"""

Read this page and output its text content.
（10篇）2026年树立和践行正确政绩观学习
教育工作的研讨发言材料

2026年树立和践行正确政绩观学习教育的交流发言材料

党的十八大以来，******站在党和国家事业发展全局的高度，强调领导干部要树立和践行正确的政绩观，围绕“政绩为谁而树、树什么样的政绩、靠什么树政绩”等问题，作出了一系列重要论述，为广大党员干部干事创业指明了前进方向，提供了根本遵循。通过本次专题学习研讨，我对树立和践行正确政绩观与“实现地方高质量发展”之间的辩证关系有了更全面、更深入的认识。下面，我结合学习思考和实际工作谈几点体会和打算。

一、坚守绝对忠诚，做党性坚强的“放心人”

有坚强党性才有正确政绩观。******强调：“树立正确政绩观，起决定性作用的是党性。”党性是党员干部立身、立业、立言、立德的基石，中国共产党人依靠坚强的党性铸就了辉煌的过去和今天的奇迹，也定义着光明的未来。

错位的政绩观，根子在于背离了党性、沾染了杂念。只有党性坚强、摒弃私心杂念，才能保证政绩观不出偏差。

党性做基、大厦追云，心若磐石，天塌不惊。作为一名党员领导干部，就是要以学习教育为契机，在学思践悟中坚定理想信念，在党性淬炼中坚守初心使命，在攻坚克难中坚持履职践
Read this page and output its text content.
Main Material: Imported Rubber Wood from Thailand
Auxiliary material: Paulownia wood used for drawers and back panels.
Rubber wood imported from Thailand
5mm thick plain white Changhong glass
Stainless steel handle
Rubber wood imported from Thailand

"""
"""

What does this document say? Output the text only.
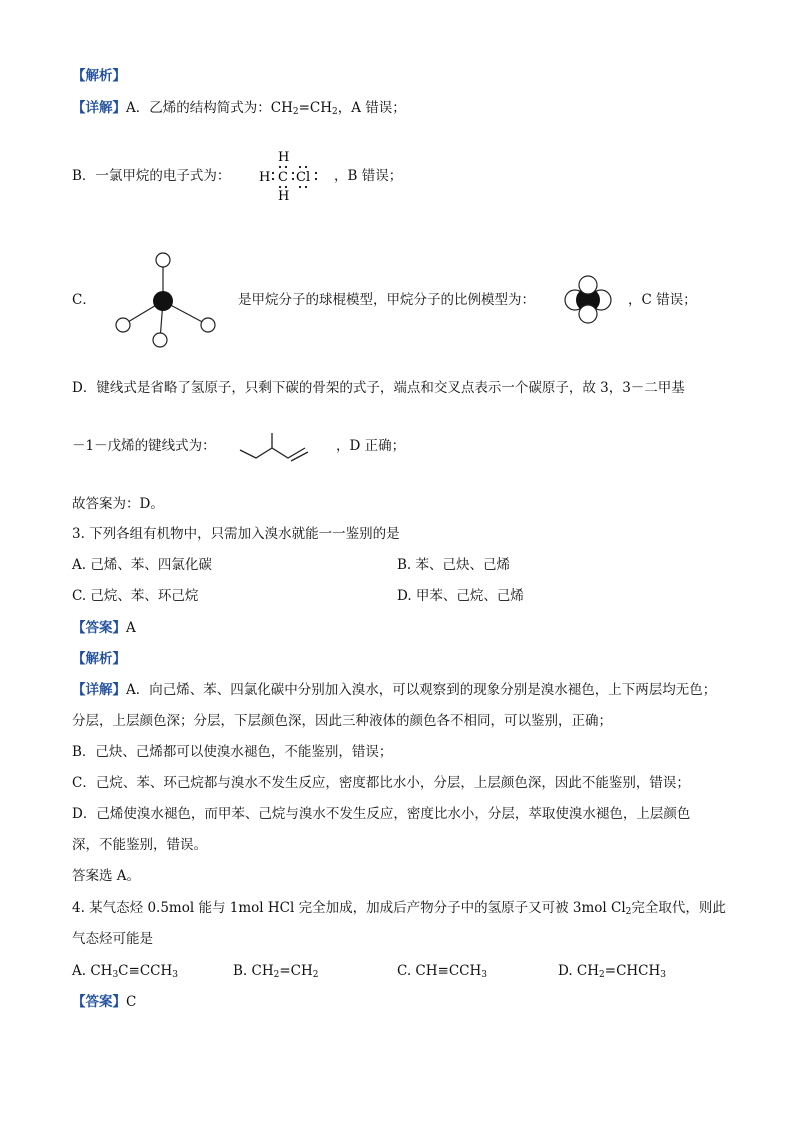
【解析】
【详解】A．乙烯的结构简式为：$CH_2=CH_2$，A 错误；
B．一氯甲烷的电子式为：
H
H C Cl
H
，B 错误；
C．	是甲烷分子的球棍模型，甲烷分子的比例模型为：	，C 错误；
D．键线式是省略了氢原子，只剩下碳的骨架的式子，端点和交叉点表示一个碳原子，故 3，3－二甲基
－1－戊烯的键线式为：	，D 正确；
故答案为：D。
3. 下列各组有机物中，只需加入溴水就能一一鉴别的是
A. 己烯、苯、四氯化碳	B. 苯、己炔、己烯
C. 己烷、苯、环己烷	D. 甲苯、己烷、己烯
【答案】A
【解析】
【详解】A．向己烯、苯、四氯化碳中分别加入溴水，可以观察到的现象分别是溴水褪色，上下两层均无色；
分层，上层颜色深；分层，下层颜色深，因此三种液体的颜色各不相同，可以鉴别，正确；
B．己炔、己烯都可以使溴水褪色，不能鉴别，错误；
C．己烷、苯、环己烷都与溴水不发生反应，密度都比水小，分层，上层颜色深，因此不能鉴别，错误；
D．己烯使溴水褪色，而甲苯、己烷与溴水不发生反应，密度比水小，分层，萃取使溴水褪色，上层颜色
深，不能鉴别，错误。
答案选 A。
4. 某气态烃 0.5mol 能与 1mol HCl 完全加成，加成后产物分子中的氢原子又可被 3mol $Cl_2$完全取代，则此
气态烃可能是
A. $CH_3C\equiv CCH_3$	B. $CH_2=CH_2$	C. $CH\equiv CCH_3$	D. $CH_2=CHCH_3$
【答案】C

"""
"""

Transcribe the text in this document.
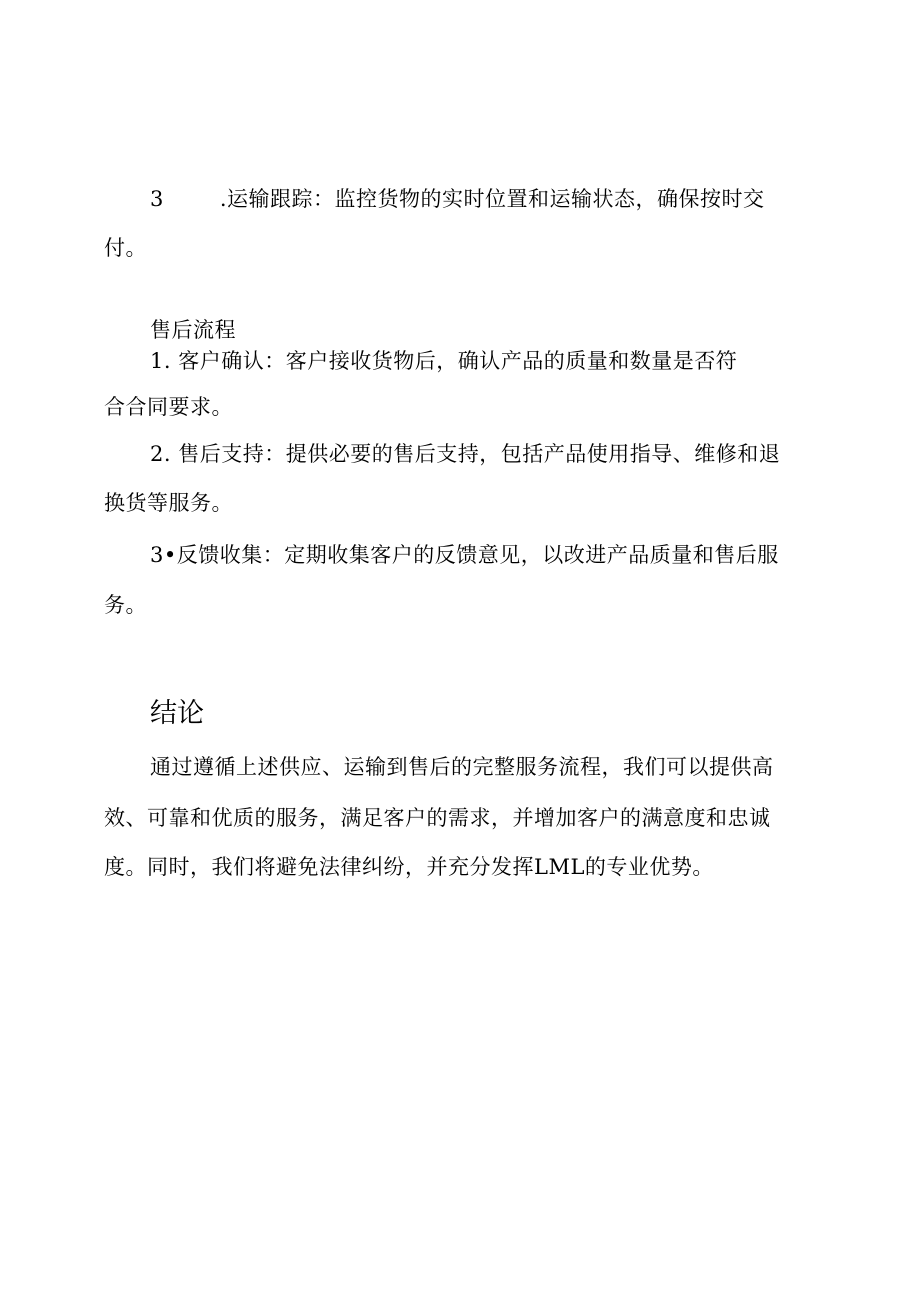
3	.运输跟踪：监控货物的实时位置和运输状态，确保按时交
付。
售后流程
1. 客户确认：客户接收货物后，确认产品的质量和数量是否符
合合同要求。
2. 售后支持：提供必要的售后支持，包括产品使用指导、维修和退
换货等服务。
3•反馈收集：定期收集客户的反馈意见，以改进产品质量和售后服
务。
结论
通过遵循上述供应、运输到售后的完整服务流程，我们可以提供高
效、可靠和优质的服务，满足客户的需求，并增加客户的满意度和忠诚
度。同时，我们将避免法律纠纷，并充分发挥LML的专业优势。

"""

__GIVEN INSTRUCTION__.
How many lines of the records contain the string "document"? Respond with the number alone.

__ANSWER TO THE TASK__.
2